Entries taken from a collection

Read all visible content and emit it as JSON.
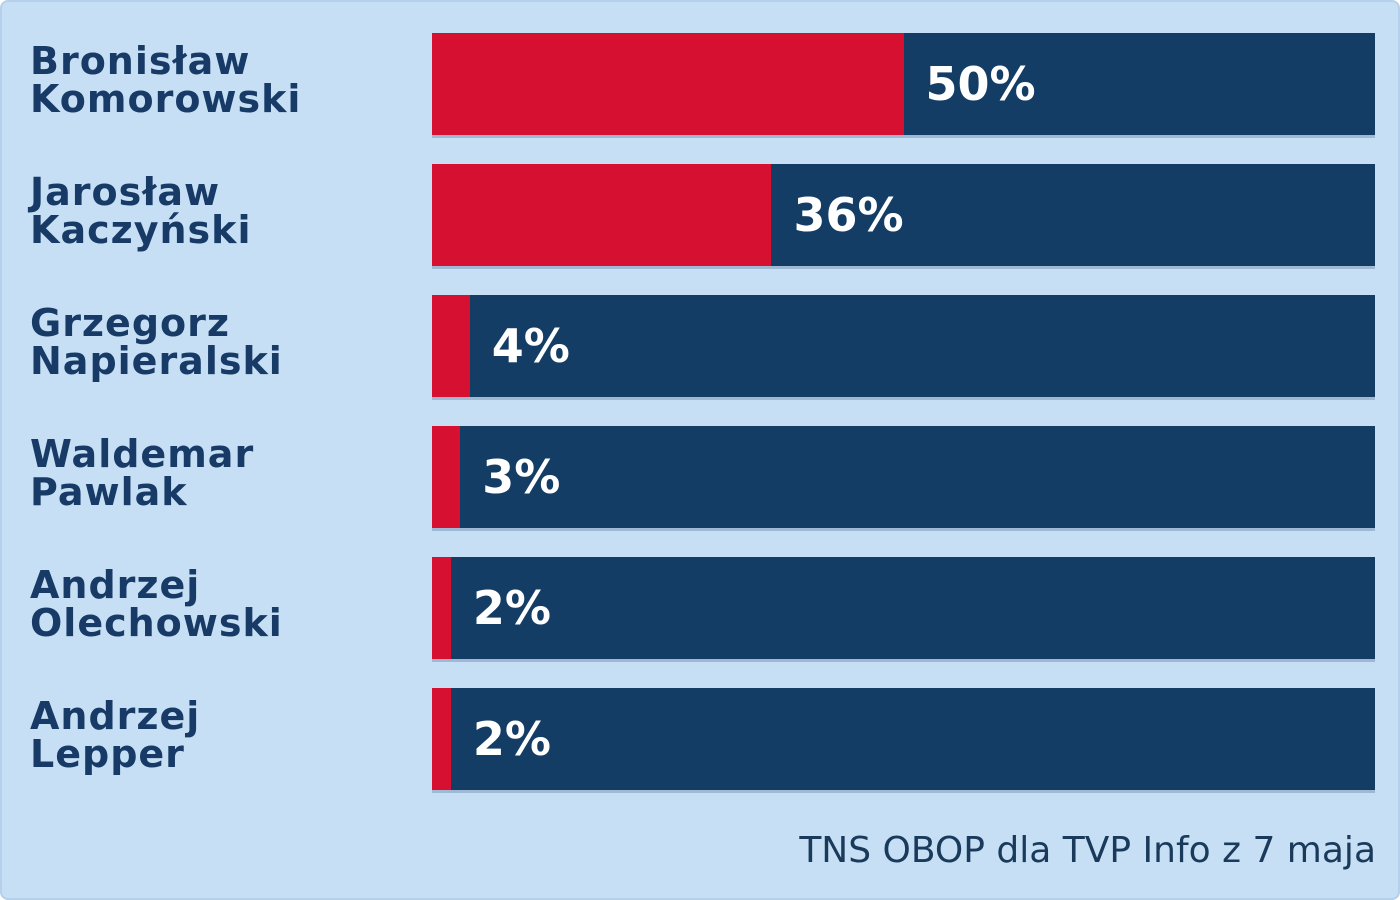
{
  "chart_data": {
    "type": "bar",
    "orientation": "horizontal",
    "categories": [
      "Bronisław Komorowski",
      "Jarosław Kaczyński",
      "Grzegorz Napieralski",
      "Waldemar Pawlak",
      "Andrzej Olechowski",
      "Andrzej Lepper"
    ],
    "values": [
      50,
      36,
      4,
      3,
      2,
      2
    ],
    "value_labels": [
      "50%",
      "36%",
      "4%",
      "3%",
      "2%",
      "2%"
    ],
    "color": "#d51030",
    "track_color": "#143d66",
    "xlim": [
      0,
      100
    ],
    "source": "TNS OBOP dla TVP Info z 7 maja"
  }
}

• _GOAL_
Look through the records and gather each line with the word "Andrzej".

• _CORRECT ANSWER_
      "Andrzej Olechowski",
      "Andrzej Lepper"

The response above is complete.